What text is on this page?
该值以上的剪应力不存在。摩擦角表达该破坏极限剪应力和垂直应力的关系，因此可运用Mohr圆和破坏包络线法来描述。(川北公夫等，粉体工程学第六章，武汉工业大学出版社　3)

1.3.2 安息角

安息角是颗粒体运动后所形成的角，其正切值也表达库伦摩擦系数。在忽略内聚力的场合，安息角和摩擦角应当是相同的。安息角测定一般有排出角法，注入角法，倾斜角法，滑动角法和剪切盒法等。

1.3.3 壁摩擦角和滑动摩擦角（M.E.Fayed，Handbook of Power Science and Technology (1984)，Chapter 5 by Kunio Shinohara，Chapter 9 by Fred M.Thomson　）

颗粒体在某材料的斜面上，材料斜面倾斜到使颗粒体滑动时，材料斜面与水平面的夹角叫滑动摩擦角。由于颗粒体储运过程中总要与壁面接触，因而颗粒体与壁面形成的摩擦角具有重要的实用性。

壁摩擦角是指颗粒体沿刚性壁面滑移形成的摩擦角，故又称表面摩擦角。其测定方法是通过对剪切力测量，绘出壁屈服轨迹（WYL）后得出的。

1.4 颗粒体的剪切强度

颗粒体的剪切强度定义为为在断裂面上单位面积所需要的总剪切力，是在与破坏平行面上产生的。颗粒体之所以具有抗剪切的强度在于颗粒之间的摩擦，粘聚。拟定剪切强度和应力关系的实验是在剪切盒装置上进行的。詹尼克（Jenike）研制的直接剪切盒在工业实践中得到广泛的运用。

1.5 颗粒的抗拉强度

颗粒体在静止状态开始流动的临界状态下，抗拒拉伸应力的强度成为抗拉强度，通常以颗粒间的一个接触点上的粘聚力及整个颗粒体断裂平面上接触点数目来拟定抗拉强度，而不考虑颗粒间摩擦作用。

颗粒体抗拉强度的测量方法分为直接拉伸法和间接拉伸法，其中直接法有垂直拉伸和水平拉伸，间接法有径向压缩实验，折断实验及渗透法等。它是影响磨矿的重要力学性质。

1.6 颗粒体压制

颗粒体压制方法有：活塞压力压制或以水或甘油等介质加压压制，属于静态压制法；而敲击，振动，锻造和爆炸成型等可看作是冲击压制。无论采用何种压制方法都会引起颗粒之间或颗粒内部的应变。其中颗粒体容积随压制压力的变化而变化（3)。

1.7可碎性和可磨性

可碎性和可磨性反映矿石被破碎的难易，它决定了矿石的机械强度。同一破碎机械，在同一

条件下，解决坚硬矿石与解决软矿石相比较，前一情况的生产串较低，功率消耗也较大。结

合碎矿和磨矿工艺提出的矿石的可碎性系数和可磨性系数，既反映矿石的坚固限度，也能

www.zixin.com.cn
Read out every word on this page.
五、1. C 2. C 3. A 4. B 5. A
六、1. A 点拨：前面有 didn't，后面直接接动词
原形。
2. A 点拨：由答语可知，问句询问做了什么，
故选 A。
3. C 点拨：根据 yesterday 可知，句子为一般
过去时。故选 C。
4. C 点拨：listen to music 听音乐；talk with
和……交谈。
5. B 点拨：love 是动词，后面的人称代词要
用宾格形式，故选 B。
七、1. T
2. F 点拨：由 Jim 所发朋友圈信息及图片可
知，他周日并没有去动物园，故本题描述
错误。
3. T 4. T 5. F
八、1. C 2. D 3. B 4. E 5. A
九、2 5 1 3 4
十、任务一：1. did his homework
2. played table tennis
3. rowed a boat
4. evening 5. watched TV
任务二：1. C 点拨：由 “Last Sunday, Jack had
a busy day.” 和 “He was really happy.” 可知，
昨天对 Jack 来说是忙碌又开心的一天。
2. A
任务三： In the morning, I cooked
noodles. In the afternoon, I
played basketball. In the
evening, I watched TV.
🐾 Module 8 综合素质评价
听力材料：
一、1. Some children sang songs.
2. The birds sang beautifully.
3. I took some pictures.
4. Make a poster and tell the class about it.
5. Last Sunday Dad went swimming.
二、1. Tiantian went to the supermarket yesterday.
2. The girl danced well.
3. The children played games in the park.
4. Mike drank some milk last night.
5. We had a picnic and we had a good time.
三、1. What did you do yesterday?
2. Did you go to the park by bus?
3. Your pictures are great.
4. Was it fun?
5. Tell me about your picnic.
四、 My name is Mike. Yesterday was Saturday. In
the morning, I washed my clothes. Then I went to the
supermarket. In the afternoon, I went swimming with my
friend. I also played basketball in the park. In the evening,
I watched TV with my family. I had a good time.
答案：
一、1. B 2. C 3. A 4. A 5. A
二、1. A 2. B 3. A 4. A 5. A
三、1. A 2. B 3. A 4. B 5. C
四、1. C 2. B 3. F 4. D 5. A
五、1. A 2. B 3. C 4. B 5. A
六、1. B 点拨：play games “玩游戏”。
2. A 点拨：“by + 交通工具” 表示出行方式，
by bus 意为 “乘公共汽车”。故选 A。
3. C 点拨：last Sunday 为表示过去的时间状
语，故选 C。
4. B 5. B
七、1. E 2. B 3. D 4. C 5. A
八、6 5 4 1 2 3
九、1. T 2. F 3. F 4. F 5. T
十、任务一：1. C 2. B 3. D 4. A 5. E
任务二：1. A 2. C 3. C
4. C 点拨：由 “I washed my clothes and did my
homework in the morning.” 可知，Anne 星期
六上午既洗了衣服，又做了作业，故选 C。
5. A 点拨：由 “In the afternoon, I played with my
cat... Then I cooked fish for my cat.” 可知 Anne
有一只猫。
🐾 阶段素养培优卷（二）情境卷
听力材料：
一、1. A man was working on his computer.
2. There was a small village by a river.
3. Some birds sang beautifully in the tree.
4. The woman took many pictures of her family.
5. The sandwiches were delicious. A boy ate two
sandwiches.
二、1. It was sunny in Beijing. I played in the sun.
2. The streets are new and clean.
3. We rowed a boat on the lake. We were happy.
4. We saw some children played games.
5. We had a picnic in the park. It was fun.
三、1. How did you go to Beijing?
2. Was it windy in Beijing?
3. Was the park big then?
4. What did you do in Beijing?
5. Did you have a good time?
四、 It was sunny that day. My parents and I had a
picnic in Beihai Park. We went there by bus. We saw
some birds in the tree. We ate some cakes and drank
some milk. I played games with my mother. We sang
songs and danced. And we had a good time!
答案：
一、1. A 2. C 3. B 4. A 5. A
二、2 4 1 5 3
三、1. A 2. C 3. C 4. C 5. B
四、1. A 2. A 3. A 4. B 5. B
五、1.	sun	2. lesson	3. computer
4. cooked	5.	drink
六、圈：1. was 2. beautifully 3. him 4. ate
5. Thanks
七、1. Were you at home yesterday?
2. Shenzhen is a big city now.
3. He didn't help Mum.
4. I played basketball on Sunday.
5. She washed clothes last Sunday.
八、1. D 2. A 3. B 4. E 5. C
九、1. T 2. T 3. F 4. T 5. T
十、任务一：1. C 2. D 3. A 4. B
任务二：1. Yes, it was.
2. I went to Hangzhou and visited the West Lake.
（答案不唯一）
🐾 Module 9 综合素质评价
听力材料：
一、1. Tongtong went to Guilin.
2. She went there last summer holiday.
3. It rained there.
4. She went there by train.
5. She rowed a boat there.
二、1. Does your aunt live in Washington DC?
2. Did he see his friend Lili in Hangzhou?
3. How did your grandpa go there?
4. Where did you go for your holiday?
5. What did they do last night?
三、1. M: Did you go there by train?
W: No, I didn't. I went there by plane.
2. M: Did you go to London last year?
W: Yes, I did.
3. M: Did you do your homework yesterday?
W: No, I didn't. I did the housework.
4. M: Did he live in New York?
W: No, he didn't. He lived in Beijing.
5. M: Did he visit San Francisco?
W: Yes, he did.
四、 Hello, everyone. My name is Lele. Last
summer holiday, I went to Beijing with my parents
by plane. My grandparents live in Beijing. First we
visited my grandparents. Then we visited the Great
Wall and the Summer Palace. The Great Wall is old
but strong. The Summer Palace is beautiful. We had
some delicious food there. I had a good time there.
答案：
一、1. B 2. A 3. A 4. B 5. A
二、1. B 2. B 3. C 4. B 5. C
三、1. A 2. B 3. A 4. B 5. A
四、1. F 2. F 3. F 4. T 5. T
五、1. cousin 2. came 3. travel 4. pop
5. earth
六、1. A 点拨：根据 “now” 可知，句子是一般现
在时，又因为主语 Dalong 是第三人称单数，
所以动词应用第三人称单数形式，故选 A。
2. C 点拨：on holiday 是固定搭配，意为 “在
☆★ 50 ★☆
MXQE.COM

TASK
Search the entries for "morning" and copy out each line that has it.

SOLVED PROBLEM
任务三： In the morning, I cooked
the morning, I washed my clothes. Then I went to the
homework in the morning.” 可知，Anne 星期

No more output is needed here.